__Task details__
Write the data out again, exactly as given.

__Dataset excerpts__
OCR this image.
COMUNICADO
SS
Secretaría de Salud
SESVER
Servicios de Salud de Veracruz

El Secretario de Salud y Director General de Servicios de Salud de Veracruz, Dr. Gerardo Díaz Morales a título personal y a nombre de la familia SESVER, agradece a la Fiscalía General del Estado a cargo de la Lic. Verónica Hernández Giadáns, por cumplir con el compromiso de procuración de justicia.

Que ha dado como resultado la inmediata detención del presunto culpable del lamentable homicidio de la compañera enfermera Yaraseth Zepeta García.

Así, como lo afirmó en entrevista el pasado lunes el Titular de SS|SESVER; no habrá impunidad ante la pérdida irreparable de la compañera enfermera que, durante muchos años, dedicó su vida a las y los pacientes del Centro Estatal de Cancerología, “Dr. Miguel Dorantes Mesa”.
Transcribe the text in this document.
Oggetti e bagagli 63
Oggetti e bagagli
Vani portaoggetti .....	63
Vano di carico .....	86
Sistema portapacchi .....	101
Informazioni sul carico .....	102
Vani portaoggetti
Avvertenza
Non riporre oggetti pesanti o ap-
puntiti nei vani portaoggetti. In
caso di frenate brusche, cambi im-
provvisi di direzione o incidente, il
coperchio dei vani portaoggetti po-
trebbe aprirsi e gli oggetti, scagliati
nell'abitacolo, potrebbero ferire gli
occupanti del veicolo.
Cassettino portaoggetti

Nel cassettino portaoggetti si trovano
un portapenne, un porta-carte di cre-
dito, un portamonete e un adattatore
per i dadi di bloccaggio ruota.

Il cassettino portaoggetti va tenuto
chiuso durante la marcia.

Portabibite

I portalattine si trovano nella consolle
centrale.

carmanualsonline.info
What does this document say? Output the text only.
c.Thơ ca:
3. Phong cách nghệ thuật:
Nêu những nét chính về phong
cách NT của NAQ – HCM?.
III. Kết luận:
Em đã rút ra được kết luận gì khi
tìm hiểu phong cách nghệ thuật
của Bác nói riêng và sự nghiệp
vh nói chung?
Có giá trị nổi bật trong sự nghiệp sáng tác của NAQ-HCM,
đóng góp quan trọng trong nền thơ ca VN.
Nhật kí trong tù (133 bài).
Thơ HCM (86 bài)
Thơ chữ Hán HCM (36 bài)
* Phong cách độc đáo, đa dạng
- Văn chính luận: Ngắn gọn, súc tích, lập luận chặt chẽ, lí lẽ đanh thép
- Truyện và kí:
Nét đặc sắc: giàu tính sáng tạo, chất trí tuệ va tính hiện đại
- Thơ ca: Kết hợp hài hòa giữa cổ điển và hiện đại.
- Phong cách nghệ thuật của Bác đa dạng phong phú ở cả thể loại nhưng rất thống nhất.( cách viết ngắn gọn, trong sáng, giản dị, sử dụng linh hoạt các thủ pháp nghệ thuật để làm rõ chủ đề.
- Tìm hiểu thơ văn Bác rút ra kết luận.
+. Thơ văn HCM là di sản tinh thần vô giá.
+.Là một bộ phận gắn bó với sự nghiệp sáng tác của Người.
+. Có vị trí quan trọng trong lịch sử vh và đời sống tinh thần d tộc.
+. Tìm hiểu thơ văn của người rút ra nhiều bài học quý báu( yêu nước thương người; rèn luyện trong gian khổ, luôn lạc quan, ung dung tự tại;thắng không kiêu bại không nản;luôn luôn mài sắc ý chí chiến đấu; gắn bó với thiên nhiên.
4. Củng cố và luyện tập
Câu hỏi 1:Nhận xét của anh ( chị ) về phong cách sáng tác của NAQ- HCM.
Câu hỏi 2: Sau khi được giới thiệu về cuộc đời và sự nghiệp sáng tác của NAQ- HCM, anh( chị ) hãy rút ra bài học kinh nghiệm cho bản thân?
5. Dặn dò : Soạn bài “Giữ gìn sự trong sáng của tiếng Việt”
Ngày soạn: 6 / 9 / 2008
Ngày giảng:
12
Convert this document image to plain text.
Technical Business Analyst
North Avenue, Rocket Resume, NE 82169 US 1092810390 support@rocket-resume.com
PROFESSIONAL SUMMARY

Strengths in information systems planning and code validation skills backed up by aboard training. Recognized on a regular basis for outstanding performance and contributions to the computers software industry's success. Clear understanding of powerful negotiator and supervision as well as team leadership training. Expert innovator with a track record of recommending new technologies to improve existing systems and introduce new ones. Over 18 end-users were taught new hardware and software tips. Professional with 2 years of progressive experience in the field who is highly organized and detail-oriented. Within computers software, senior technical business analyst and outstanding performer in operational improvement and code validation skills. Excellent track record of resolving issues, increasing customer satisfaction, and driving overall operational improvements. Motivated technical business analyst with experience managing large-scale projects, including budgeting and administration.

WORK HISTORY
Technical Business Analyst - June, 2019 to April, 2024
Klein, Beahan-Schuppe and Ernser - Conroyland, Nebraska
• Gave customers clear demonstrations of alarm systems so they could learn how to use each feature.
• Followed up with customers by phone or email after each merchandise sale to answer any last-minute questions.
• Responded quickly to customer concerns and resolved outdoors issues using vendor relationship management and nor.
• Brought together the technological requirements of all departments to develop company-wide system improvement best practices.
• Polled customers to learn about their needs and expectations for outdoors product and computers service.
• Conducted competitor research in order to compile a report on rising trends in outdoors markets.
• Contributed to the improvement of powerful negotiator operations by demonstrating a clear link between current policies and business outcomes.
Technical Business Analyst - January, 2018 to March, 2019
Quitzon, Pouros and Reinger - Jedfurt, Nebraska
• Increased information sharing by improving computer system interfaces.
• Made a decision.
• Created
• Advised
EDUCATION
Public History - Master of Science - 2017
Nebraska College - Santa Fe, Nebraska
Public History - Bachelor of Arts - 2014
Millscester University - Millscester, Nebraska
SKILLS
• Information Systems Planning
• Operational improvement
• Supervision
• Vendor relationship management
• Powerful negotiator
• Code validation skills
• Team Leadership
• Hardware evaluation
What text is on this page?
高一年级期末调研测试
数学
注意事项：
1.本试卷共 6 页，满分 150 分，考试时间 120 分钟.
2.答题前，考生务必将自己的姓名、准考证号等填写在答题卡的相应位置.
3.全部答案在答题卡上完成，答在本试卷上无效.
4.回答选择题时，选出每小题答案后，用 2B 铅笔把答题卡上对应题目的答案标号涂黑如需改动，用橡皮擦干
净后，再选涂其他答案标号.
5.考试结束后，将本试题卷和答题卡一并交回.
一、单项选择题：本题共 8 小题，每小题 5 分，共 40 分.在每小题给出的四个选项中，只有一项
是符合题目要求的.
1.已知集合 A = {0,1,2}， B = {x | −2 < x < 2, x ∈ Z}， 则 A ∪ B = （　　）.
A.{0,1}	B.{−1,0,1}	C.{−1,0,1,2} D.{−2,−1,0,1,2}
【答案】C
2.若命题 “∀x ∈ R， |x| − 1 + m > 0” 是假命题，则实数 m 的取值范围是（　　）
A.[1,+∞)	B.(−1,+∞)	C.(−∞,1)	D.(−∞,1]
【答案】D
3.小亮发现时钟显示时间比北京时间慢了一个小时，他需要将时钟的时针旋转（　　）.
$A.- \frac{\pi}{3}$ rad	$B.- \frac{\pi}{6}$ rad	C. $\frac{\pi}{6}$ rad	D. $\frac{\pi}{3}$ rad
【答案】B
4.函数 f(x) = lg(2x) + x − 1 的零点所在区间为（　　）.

__Result for this task__
OCR this image.
COMUNICADO
SS
Secretaría de Salud
SESVER
Servicios de Salud de Veracruz

El Secretario de Salud y Director General de Servicios de Salud de Veracruz, Dr. Gerardo Díaz Morales a título personal y a nombre de la familia SESVER, agradece a la Fiscalía General del Estado a cargo de la Lic. Verónica Hernández Giadáns, por cumplir con el compromiso de procuración de justicia.

Que ha dado como resultado la inmediata detención del presunto culpable del lamentable homicidio de la compañera enfermera Yaraseth Zepeta García.

Así, como lo afirmó en entrevista el pasado lunes el Titular de SS|SESVER; no habrá impunidad ante la pérdida irreparable de la compañera enfermera que, durante muchos años, dedicó su vida a las y los pacientes del Centro Estatal de Cancerología, “Dr. Miguel Dorantes Mesa”.
Transcribe the text in this document.
Oggetti e bagagli 63
Oggetti e bagagli
Vani portaoggetti .....	63
Vano di carico .....	86
Sistema portapacchi .....	101
Informazioni sul carico .....	102
Vani portaoggetti
Avvertenza
Non riporre oggetti pesanti o ap-
puntiti nei vani portaoggetti. In
caso di frenate brusche, cambi im-
provvisi di direzione o incidente, il
coperchio dei vani portaoggetti po-
trebbe aprirsi e gli oggetti, scagliati
nell'abitacolo, potrebbero ferire gli
occupanti del veicolo.
Cassettino portaoggetti

Nel cassettino portaoggetti si trovano
un portapenne, un porta-carte di cre-
dito, un portamonete e un adattatore
per i dadi di bloccaggio ruota.

Il cassettino portaoggetti va tenuto
chiuso durante la marcia.

Portabibite

I portalattine si trovano nella consolle
centrale.

carmanualsonline.info
What does this document say? Output the text only.
c.Thơ ca:
3. Phong cách nghệ thuật:
Nêu những nét chính về phong
cách NT của NAQ – HCM?.
III. Kết luận:
Em đã rút ra được kết luận gì khi
tìm hiểu phong cách nghệ thuật
của Bác nói riêng và sự nghiệp
vh nói chung?
Có giá trị nổi bật trong sự nghiệp sáng tác của NAQ-HCM,
đóng góp quan trọng trong nền thơ ca VN.
Nhật kí trong tù (133 bài).
Thơ HCM (86 bài)
Thơ chữ Hán HCM (36 bài)
* Phong cách độc đáo, đa dạng
- Văn chính luận: Ngắn gọn, súc tích, lập luận chặt chẽ, lí lẽ đanh thép
- Truyện và kí:
Nét đặc sắc: giàu tính sáng tạo, chất trí tuệ va tính hiện đại
- Thơ ca: Kết hợp hài hòa giữa cổ điển và hiện đại.
- Phong cách nghệ thuật của Bác đa dạng phong phú ở cả thể loại nhưng rất thống nhất.( cách viết ngắn gọn, trong sáng, giản dị, sử dụng linh hoạt các thủ pháp nghệ thuật để làm rõ chủ đề.
- Tìm hiểu thơ văn Bác rút ra kết luận.
+. Thơ văn HCM là di sản tinh thần vô giá.
+.Là một bộ phận gắn bó với sự nghiệp sáng tác của Người.
+. Có vị trí quan trọng trong lịch sử vh và đời sống tinh thần d tộc.
+. Tìm hiểu thơ văn của người rút ra nhiều bài học quý báu( yêu nước thương người; rèn luyện trong gian khổ, luôn lạc quan, ung dung tự tại;thắng không kiêu bại không nản;luôn luôn mài sắc ý chí chiến đấu; gắn bó với thiên nhiên.
4. Củng cố và luyện tập
Câu hỏi 1:Nhận xét của anh ( chị ) về phong cách sáng tác của NAQ- HCM.
Câu hỏi 2: Sau khi được giới thiệu về cuộc đời và sự nghiệp sáng tác của NAQ- HCM, anh( chị ) hãy rút ra bài học kinh nghiệm cho bản thân?
5. Dặn dò : Soạn bài “Giữ gìn sự trong sáng của tiếng Việt”
Ngày soạn: 6 / 9 / 2008
Ngày giảng:
12
Convert this document image to plain text.
Technical Business Analyst
North Avenue, Rocket Resume, NE 82169 US 1092810390 support@rocket-resume.com
PROFESSIONAL SUMMARY

Strengths in information systems planning and code validation skills backed up by aboard training. Recognized on a regular basis for outstanding performance and contributions to the computers software industry's success. Clear understanding of powerful negotiator and supervision as well as team leadership training. Expert innovator with a track record of recommending new technologies to improve existing systems and introduce new ones. Over 18 end-users were taught new hardware and software tips. Professional with 2 years of progressive experience in the field who is highly organized and detail-oriented. Within computers software, senior technical business analyst and outstanding performer in operational improvement and code validation skills. Excellent track record of resolving issues, increasing customer satisfaction, and driving overall operational improvements. Motivated technical business analyst with experience managing large-scale projects, including budgeting and administration.

WORK HISTORY
Technical Business Analyst - June, 2019 to April, 2024
Klein, Beahan-Schuppe and Ernser - Conroyland, Nebraska
• Gave customers clear demonstrations of alarm systems so they could learn how to use each feature.
• Followed up with customers by phone or email after each merchandise sale to answer any last-minute questions.
• Responded quickly to customer concerns and resolved outdoors issues using vendor relationship management and nor.
• Brought together the technological requirements of all departments to develop company-wide system improvement best practices.
• Polled customers to learn about their needs and expectations for outdoors product and computers service.
• Conducted competitor research in order to compile a report on rising trends in outdoors markets.
• Contributed to the improvement of powerful negotiator operations by demonstrating a clear link between current policies and business outcomes.
Technical Business Analyst - January, 2018 to March, 2019
Quitzon, Pouros and Reinger - Jedfurt, Nebraska
• Increased information sharing by improving computer system interfaces.
• Made a decision.
• Created
• Advised
EDUCATION
Public History - Master of Science - 2017
Nebraska College - Santa Fe, Nebraska
Public History - Bachelor of Arts - 2014
Millscester University - Millscester, Nebraska
SKILLS
• Information Systems Planning
• Operational improvement
• Supervision
• Vendor relationship management
• Powerful negotiator
• Code validation skills
• Team Leadership
• Hardware evaluation
What text is on this page?
高一年级期末调研测试
数学
注意事项：
1.本试卷共 6 页，满分 150 分，考试时间 120 分钟.
2.答题前，考生务必将自己的姓名、准考证号等填写在答题卡的相应位置.
3.全部答案在答题卡上完成，答在本试卷上无效.
4.回答选择题时，选出每小题答案后，用 2B 铅笔把答题卡上对应题目的答案标号涂黑如需改动，用橡皮擦干
净后，再选涂其他答案标号.
5.考试结束后，将本试题卷和答题卡一并交回.
一、单项选择题：本题共 8 小题，每小题 5 分，共 40 分.在每小题给出的四个选项中，只有一项
是符合题目要求的.
1.已知集合 A = {0,1,2}， B = {x | −2 < x < 2, x ∈ Z}， 则 A ∪ B = （　　）.
A.{0,1}	B.{−1,0,1}	C.{−1,0,1,2} D.{−2,−1,0,1,2}
【答案】C
2.若命题 “∀x ∈ R， |x| − 1 + m > 0” 是假命题，则实数 m 的取值范围是（　　）
A.[1,+∞)	B.(−1,+∞)	C.(−∞,1)	D.(−∞,1]
【答案】D
3.小亮发现时钟显示时间比北京时间慢了一个小时，他需要将时钟的时针旋转（　　）.
$A.- \frac{\pi}{3}$ rad	$B.- \frac{\pi}{6}$ rad	C. $\frac{\pi}{6}$ rad	D. $\frac{\pi}{3}$ rad
【答案】B
4.函数 f(x) = lg(2x) + x − 1 的零点所在区间为（　　）.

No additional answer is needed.